Source data:
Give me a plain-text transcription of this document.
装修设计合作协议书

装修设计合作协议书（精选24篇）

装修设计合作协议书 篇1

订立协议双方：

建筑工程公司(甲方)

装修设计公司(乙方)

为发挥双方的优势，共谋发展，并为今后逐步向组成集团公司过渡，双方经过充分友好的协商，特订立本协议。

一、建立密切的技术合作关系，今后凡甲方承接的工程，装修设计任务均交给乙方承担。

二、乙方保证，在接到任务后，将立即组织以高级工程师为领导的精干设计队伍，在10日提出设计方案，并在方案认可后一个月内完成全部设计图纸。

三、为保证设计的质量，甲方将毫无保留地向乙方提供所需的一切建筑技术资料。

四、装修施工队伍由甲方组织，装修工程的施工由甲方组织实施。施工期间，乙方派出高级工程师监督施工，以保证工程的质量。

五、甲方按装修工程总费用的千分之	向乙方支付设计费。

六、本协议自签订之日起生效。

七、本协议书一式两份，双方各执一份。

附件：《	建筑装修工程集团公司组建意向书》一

**SHORT TASK**
Give the complete listing a second time, exactly as it reads.

**RESULT OF THE EXERCISE**
Give me a plain-text transcription of this document.
装修设计合作协议书

装修设计合作协议书（精选24篇）

装修设计合作协议书 篇1

订立协议双方：

建筑工程公司(甲方)

装修设计公司(乙方)

为发挥双方的优势，共谋发展，并为今后逐步向组成集团公司过渡，双方经过充分友好的协商，特订立本协议。

一、建立密切的技术合作关系，今后凡甲方承接的工程，装修设计任务均交给乙方承担。

二、乙方保证，在接到任务后，将立即组织以高级工程师为领导的精干设计队伍，在10日提出设计方案，并在方案认可后一个月内完成全部设计图纸。

三、为保证设计的质量，甲方将毫无保留地向乙方提供所需的一切建筑技术资料。

四、装修施工队伍由甲方组织，装修工程的施工由甲方组织实施。施工期间，乙方派出高级工程师监督施工，以保证工程的质量。

五、甲方按装修工程总费用的千分之	向乙方支付设计费。

六、本协议自签订之日起生效。

七、本协议书一式两份，双方各执一份。

附件：《	建筑装修工程集团公司组建意向书》一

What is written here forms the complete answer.